EXERCISE PROMPT: Omit every picture and return the rest of the data unaltered.

[Start of INPUT]

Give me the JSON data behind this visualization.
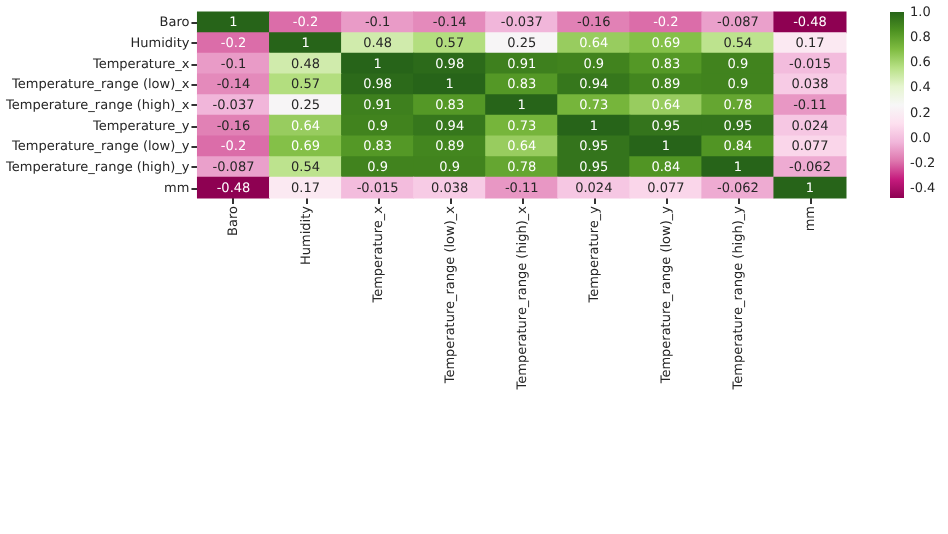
{
  "chart_data": {
    "type": "heatmap",
    "categories": [
      "Baro",
      "Humidity",
      "Temperature_x",
      "Temperature_range (low)_x",
      "Temperature_range (high)_x",
      "Temperature_y",
      "Temperature_range (low)_y",
      "Temperature_range (high)_y",
      "mm"
    ],
    "y_categories": [
      "Baro",
      "Humidity",
      "Temperature_x",
      "Temperature_range (low)_x",
      "Temperature_range (high)_x",
      "Temperature_y",
      "Temperature_range (low)_y",
      "Temperature_range (high)_y",
      "mm"
    ],
    "cells": [
      [
        1,
        -0.2,
        -0.1,
        -0.14,
        -0.037,
        -0.16,
        -0.2,
        -0.087,
        -0.48
      ],
      [
        -0.2,
        1,
        0.48,
        0.57,
        0.25,
        0.64,
        0.69,
        0.54,
        0.17
      ],
      [
        -0.1,
        0.48,
        1,
        0.98,
        0.91,
        0.9,
        0.83,
        0.9,
        -0.015
      ],
      [
        -0.14,
        0.57,
        0.98,
        1,
        0.83,
        0.94,
        0.89,
        0.9,
        0.038
      ],
      [
        -0.037,
        0.25,
        0.91,
        0.83,
        1,
        0.73,
        0.64,
        0.78,
        -0.11
      ],
      [
        -0.16,
        0.64,
        0.9,
        0.94,
        0.73,
        1,
        0.95,
        0.95,
        0.024
      ],
      [
        -0.2,
        0.69,
        0.83,
        0.89,
        0.64,
        0.95,
        1,
        0.84,
        0.077
      ],
      [
        -0.087,
        0.54,
        0.9,
        0.9,
        0.78,
        0.95,
        0.84,
        1,
        -0.062
      ],
      [
        -0.48,
        0.17,
        -0.015,
        0.038,
        -0.11,
        0.024,
        0.077,
        -0.062,
        1
      ]
    ],
    "clim": [
      -0.48,
      1
    ],
    "cticks": [
      -0.4,
      -0.2,
      {
        "value": 0,
        "label": "0.0"
      },
      0.2,
      0.4,
      0.6,
      0.8,
      {
        "value": 1,
        "label": "1.0"
      }
    ],
    "data_labels": true
  }
}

[End of INPUT]

WRITTEN SOLUTION:
Give me the JSON data behind this visualization.
{
  "chart_data": {
    "type": "heatmap",
    "categories": [
      "Baro",
      "Humidity",
      "Temperature_x",
      "Temperature_range (low)_x",
      "Temperature_range (high)_x",
      "Temperature_y",
      "Temperature_range (low)_y",
      "Temperature_range (high)_y",
      "mm"
    ],
    "y_categories": [
      "Baro",
      "Humidity",
      "Temperature_x",
      "Temperature_range (low)_x",
      "Temperature_range (high)_x",
      "Temperature_y",
      "Temperature_range (low)_y",
      "Temperature_range (high)_y",
      "mm"
    ],
    "cells": [
      [
        1,
        -0.2,
        -0.1,
        -0.14,
        -0.037,
        -0.16,
        -0.2,
        -0.087,
        -0.48
      ],
      [
        -0.2,
        1,
        0.48,
        0.57,
        0.25,
        0.64,
        0.69,
        0.54,
        0.17
      ],
      [
        -0.1,
        0.48,
        1,
        0.98,
        0.91,
        0.9,
        0.83,
        0.9,
        -0.015
      ],
      [
        -0.14,
        0.57,
        0.98,
        1,
        0.83,
        0.94,
        0.89,
        0.9,
        0.038
      ],
      [
        -0.037,
        0.25,
        0.91,
        0.83,
        1,
        0.73,
        0.64,
        0.78,
        -0.11
      ],
      [
        -0.16,
        0.64,
        0.9,
        0.94,
        0.73,
        1,
        0.95,
        0.95,
        0.024
      ],
      [
        -0.2,
        0.69,
        0.83,
        0.89,
        0.64,
        0.95,
        1,
        0.84,
        0.077
      ],
      [
        -0.087,
        0.54,
        0.9,
        0.9,
        0.78,
        0.95,
        0.84,
        1,
        -0.062
      ],
      [
        -0.48,
        0.17,
        -0.015,
        0.038,
        -0.11,
        0.024,
        0.077,
        -0.062,
        1
      ]
    ],
    "clim": [
      -0.48,
      1
    ],
    "cticks": [
      -0.4,
      -0.2,
      {
        "value": 0,
        "label": "0.0"
      },
      0.2,
      0.4,
      0.6,
      0.8,
      {
        "value": 1,
        "label": "1.0"
      }
    ],
    "data_labels": true
  }
}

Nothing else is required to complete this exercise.